** Begin Material for this exercise **
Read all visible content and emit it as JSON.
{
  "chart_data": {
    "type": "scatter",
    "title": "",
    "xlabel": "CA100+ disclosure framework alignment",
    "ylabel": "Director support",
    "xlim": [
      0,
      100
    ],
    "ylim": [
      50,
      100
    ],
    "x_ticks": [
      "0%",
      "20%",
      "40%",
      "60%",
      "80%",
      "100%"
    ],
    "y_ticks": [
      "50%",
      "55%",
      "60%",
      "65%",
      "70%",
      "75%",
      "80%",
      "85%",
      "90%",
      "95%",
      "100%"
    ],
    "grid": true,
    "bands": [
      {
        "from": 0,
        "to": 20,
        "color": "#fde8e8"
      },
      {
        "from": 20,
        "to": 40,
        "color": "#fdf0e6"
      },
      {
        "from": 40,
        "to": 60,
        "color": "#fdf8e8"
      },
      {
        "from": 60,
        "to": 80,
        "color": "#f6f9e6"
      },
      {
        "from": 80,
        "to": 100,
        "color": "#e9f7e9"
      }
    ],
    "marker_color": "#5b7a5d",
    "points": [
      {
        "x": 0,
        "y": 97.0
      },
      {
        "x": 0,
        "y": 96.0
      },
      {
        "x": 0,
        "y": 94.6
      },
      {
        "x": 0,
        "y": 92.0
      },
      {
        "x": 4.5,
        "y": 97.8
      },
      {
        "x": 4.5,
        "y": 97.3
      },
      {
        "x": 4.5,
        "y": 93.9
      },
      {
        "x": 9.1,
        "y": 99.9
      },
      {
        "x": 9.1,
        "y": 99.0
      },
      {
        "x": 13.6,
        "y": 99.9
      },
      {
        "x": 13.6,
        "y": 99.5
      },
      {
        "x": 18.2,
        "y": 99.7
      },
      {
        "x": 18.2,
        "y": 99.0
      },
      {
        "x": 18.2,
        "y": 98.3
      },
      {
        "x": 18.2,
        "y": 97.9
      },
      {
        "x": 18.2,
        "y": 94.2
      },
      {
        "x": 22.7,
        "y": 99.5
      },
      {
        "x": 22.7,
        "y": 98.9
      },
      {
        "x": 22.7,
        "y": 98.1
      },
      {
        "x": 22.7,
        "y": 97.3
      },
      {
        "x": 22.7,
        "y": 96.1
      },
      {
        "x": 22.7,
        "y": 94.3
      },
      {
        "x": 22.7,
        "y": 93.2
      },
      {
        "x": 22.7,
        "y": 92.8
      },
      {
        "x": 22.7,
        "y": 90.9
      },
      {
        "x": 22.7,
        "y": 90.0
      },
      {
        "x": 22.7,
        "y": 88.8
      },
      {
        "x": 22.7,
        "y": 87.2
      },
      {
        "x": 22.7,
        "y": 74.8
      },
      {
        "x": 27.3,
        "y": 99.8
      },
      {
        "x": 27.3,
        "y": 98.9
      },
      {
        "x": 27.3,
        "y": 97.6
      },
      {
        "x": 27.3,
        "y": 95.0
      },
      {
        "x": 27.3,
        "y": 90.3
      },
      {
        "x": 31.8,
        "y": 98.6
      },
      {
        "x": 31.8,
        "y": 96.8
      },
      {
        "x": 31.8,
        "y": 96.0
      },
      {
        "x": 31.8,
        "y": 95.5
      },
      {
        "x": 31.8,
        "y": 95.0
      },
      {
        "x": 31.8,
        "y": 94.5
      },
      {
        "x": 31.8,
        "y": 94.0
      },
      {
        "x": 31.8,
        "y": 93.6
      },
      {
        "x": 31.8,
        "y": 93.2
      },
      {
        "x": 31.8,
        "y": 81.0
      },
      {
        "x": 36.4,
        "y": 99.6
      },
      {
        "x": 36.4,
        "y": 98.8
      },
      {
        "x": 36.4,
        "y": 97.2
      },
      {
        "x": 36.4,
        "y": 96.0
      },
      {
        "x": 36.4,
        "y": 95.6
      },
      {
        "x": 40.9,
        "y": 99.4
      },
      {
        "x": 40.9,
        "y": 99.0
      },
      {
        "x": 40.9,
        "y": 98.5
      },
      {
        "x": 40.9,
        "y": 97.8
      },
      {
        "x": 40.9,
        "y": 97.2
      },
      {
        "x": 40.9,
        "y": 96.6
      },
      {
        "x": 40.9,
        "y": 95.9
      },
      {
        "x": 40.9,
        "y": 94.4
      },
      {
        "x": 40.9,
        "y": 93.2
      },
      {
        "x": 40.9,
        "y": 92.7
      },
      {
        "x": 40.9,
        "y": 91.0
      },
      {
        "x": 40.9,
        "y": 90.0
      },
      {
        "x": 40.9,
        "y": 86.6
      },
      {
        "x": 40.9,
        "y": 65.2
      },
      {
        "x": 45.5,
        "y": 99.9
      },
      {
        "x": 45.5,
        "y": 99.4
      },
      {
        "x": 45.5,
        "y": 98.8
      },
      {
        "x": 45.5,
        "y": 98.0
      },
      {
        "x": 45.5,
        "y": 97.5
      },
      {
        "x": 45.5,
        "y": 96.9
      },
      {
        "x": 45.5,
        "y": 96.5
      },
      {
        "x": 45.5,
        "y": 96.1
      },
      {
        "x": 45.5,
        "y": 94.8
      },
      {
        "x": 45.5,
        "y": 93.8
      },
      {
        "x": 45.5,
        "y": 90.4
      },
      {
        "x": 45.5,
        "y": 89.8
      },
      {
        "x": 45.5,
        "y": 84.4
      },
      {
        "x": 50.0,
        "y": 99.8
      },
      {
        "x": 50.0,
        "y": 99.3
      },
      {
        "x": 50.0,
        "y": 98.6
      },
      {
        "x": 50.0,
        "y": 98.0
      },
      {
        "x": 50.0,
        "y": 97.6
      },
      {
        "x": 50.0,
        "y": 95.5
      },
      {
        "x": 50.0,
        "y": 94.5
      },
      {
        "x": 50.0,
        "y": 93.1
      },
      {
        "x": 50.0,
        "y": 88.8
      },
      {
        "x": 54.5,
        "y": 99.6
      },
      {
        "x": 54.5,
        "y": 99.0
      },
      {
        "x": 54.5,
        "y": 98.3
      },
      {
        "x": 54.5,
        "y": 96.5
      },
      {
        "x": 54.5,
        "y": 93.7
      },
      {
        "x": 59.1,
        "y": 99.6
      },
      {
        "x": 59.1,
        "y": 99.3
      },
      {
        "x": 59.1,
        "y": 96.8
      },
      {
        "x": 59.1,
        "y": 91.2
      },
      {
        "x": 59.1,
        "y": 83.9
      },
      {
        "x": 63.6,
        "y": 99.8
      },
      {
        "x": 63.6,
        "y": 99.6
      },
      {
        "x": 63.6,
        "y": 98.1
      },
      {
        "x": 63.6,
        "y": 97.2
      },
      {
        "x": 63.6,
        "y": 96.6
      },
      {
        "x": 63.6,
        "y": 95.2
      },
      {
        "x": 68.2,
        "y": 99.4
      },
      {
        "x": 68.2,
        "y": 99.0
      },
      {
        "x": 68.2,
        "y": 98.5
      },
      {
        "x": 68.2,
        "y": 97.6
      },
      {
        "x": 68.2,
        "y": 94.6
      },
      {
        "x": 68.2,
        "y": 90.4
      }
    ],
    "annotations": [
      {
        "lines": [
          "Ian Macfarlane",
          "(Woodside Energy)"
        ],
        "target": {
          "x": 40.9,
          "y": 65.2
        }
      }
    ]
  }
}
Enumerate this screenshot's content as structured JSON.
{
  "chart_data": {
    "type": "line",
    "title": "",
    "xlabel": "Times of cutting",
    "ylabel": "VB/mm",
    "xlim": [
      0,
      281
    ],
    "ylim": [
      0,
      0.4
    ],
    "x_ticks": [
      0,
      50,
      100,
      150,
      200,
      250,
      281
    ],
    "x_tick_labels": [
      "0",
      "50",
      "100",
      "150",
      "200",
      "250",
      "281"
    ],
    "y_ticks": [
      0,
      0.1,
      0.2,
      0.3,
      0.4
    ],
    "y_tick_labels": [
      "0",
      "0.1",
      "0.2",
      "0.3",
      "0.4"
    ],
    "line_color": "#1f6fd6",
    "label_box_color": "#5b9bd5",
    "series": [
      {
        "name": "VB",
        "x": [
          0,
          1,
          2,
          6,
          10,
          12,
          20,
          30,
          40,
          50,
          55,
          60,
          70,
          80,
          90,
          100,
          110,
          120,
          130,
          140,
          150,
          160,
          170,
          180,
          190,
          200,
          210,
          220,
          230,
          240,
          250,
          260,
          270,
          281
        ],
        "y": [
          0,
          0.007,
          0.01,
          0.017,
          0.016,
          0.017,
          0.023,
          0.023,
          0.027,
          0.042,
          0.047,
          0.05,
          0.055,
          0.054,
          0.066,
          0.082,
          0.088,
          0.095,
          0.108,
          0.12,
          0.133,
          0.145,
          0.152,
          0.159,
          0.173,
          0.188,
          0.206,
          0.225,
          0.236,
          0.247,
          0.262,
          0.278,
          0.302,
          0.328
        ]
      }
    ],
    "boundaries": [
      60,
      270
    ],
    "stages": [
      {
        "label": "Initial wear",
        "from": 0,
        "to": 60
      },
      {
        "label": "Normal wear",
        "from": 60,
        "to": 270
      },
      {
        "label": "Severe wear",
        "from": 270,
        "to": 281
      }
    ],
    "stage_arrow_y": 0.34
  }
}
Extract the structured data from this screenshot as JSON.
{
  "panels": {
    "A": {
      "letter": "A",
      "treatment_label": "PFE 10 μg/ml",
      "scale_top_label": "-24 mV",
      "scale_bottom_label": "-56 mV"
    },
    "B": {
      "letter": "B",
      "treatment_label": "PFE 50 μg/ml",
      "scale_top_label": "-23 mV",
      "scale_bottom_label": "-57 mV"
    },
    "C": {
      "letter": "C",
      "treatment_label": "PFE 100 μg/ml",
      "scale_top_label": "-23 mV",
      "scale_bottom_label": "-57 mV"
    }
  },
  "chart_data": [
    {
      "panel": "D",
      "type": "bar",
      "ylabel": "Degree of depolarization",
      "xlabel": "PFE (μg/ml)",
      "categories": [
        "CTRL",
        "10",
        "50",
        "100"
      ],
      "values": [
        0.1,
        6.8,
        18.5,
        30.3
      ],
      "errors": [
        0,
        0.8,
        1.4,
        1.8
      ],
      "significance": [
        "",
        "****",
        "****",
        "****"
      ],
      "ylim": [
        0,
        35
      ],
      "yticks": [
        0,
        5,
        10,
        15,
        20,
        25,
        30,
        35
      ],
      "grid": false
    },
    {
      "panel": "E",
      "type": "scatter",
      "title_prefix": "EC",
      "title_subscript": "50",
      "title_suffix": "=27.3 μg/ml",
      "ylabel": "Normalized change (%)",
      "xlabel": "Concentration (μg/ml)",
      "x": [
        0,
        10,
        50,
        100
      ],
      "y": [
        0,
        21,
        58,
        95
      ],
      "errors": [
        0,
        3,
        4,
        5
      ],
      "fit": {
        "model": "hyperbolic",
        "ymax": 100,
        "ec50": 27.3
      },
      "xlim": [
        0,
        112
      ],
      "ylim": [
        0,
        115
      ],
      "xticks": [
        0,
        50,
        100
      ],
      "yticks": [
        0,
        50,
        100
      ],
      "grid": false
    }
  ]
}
** End Material for this exercise **
What to work on ▸ Only the number is wanted: how many lines in the preceding entries hold the string "type"?

Result for this exercise ▸ 4